— Task description —
Report how many lines contain "elettorale". The answer is a single number.

— Items from a dataset —
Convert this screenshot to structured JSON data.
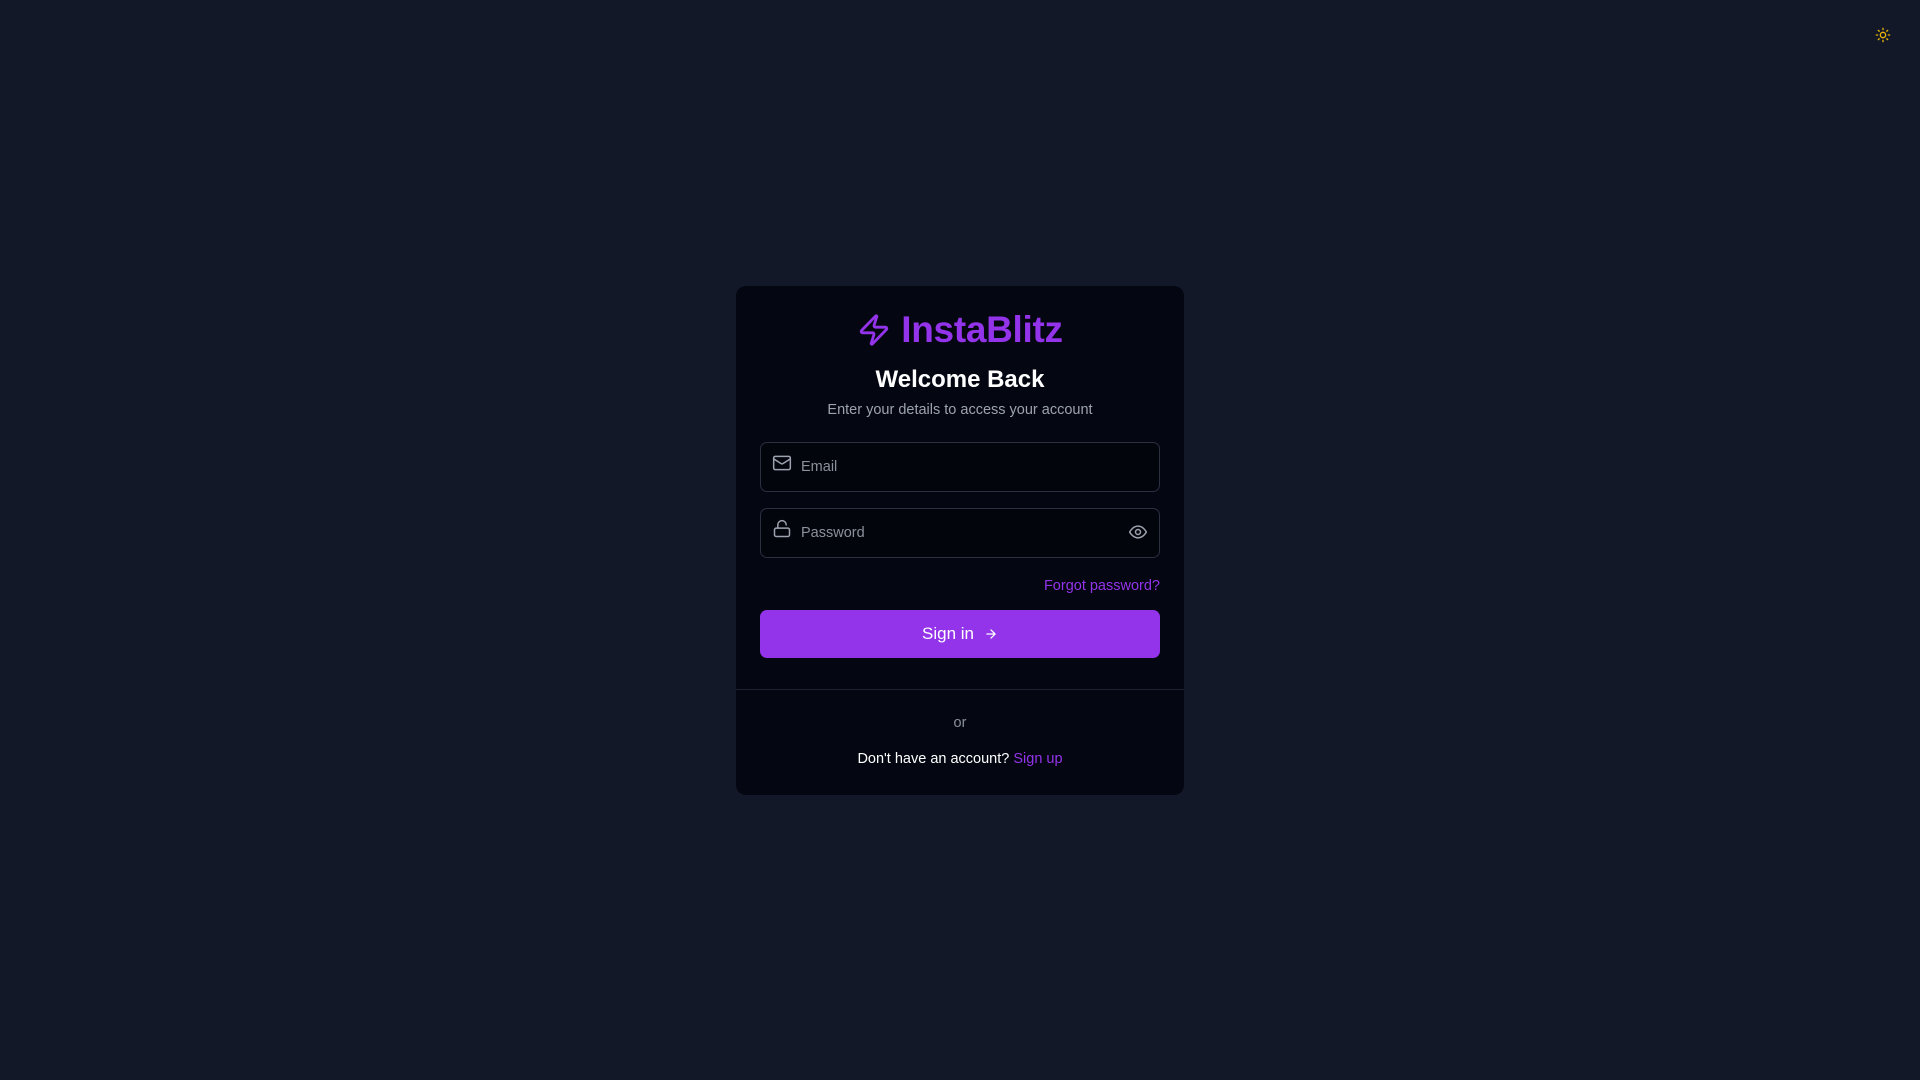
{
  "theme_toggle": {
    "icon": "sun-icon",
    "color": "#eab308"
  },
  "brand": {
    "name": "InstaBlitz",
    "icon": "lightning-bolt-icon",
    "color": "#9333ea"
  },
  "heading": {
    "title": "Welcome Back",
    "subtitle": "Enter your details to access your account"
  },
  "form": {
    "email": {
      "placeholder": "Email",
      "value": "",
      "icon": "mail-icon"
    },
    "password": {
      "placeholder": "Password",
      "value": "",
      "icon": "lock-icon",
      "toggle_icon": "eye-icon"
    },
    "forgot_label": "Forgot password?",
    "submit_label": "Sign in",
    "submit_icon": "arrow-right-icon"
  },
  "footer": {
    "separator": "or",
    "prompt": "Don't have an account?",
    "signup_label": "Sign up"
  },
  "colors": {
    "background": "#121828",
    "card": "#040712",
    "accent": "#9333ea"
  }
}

--

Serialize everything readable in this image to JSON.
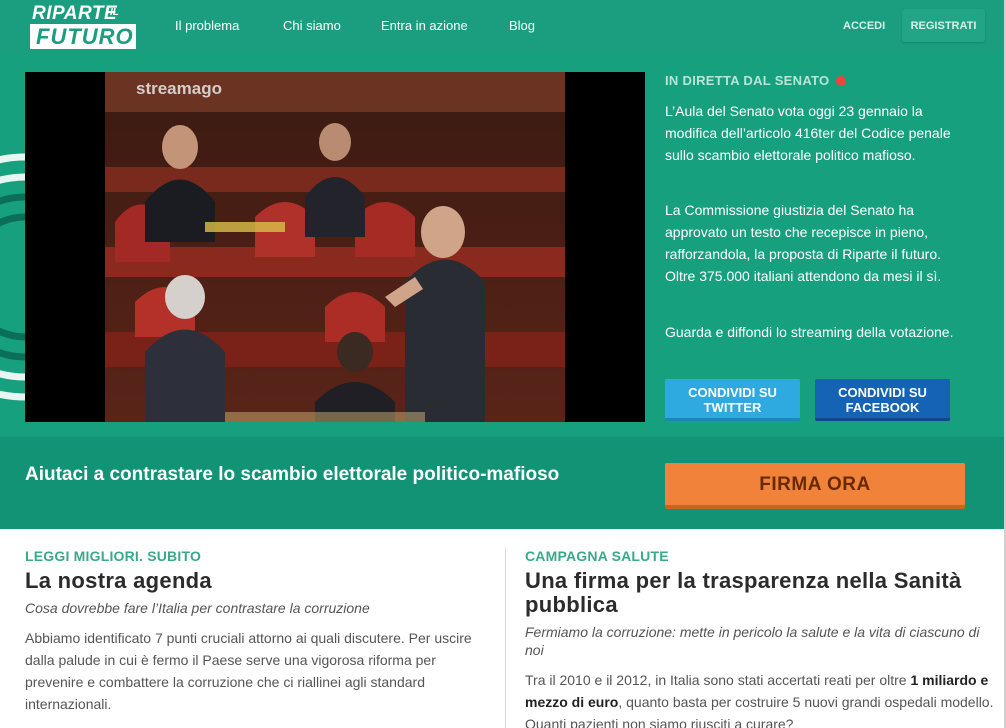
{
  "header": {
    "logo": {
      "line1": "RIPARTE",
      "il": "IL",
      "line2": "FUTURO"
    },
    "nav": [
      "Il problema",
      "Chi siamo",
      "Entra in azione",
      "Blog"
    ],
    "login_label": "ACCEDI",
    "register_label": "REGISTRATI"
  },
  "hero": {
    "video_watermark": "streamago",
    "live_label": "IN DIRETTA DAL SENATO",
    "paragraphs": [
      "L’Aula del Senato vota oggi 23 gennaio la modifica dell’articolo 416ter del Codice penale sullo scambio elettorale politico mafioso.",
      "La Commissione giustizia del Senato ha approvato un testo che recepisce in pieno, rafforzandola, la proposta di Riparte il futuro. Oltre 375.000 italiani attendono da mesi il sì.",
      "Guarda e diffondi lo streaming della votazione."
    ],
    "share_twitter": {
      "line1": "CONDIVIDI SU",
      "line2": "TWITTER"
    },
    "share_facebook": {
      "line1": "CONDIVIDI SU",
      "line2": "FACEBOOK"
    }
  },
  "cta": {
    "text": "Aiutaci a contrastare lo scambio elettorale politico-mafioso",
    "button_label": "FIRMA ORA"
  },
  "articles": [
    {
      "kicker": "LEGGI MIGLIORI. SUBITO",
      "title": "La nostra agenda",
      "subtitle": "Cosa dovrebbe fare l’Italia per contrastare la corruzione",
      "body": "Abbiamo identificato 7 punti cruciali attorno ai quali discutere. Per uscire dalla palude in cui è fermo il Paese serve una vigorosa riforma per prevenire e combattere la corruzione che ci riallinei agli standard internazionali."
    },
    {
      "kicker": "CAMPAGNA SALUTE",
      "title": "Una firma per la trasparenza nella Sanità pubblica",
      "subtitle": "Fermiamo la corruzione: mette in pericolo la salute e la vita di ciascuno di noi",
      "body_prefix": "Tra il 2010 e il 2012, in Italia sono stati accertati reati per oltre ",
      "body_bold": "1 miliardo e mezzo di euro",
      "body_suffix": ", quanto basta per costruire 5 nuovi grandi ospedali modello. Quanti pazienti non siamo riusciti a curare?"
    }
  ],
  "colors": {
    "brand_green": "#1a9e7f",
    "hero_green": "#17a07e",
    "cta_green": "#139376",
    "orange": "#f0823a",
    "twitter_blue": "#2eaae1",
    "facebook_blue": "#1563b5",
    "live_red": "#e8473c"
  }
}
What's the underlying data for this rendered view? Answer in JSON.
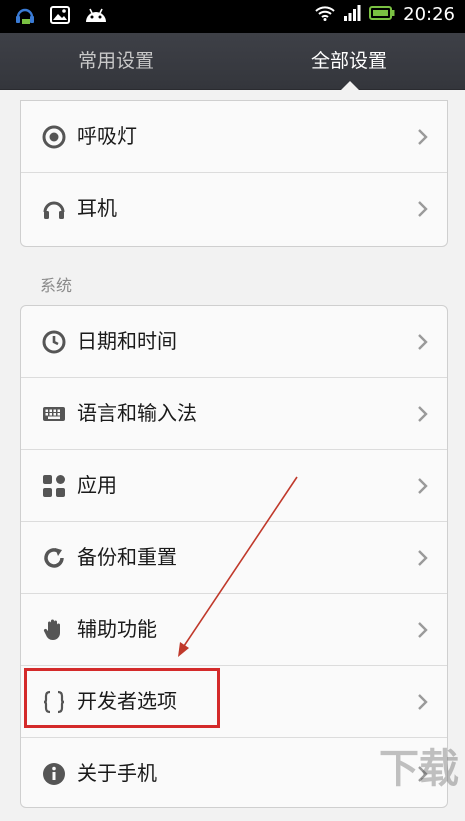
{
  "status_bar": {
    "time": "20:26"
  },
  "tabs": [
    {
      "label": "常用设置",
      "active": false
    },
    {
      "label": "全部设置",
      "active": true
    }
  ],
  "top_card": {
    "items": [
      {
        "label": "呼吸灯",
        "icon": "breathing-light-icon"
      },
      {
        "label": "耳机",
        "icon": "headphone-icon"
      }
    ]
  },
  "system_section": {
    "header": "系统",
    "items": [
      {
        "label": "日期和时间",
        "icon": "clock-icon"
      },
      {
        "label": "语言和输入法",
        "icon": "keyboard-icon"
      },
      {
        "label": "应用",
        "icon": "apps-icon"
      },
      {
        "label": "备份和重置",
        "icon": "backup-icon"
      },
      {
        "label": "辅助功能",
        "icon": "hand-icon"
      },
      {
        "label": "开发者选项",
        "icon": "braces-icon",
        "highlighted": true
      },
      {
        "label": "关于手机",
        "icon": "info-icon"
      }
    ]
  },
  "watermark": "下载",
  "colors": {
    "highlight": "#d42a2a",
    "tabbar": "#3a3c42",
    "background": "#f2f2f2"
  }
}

* * *

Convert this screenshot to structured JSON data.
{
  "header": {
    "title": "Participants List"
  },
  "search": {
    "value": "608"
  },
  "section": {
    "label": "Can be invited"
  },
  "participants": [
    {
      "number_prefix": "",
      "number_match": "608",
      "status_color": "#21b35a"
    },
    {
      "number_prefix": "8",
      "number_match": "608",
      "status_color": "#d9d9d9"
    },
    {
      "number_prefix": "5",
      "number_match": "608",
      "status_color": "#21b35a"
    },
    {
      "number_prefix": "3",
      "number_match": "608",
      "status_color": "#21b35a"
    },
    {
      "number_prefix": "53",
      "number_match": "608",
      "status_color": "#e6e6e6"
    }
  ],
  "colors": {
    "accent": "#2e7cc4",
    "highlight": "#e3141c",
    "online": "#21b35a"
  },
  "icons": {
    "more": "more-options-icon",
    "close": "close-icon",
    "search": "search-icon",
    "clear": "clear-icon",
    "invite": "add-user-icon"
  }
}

— Output below —
2